Records from a data source:
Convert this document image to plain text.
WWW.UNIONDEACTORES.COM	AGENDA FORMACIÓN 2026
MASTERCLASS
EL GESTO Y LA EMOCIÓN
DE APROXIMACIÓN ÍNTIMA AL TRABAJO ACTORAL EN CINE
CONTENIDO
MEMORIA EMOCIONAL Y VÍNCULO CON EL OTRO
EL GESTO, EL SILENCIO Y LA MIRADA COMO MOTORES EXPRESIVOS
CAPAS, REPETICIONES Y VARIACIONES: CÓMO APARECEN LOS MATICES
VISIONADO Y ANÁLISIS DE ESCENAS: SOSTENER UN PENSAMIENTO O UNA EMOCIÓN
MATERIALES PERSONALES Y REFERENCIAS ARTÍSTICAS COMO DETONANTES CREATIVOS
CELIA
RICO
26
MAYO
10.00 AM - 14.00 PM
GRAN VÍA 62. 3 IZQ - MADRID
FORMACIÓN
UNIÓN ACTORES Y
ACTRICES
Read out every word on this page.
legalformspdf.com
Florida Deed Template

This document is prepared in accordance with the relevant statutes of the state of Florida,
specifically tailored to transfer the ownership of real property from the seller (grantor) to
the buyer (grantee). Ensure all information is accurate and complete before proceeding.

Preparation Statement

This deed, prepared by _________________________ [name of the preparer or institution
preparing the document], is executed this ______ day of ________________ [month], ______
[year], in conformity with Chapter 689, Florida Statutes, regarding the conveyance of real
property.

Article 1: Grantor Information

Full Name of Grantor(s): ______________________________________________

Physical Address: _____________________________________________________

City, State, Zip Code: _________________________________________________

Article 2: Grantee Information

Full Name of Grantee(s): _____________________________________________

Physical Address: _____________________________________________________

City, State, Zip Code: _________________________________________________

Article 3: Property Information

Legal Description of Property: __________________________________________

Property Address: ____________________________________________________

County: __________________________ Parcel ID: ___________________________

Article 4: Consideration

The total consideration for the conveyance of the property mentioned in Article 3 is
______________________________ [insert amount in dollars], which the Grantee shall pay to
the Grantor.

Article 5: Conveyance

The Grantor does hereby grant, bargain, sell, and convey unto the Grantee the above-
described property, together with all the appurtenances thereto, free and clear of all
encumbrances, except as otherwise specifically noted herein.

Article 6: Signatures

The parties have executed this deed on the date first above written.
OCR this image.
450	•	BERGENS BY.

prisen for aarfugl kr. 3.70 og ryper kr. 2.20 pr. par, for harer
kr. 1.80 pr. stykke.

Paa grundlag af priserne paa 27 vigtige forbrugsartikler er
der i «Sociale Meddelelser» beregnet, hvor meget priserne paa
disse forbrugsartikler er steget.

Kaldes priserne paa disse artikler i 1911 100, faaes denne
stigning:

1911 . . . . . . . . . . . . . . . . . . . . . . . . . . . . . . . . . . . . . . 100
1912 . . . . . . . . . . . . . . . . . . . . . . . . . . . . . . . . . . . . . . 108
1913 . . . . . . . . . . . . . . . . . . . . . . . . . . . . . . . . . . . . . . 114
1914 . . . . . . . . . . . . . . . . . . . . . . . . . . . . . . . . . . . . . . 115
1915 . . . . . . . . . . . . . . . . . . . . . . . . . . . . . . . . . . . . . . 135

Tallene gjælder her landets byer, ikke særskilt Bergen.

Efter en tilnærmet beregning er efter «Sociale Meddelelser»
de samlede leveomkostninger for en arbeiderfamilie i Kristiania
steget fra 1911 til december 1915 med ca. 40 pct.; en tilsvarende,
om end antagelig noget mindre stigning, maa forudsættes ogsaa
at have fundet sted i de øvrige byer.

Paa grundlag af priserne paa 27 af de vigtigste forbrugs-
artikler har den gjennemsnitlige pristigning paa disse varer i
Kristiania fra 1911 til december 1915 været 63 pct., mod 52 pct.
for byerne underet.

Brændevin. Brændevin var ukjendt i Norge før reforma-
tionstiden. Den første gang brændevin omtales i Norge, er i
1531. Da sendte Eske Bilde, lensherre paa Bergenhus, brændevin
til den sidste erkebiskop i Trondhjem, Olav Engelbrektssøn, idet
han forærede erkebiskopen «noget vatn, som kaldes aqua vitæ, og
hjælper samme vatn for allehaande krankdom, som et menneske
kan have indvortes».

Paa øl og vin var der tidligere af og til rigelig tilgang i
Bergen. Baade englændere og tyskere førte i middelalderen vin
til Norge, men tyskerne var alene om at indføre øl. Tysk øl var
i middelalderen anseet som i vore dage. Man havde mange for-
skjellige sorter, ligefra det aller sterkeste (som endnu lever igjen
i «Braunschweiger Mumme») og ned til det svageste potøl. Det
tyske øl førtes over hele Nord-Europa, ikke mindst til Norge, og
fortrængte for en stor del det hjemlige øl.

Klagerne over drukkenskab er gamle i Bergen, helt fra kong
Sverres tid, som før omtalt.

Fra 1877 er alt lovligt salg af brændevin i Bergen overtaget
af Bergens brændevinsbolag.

* **Stated goal**:
Copy out each line of the entries that holds "EMOCIÓN".

* **Output for this task**:
EL GESTO Y LA EMOCIÓN
VISIONADO Y ANÁLISIS DE ESCENAS: SOSTENER UN PENSAMIENTO O UNA EMOCIÓN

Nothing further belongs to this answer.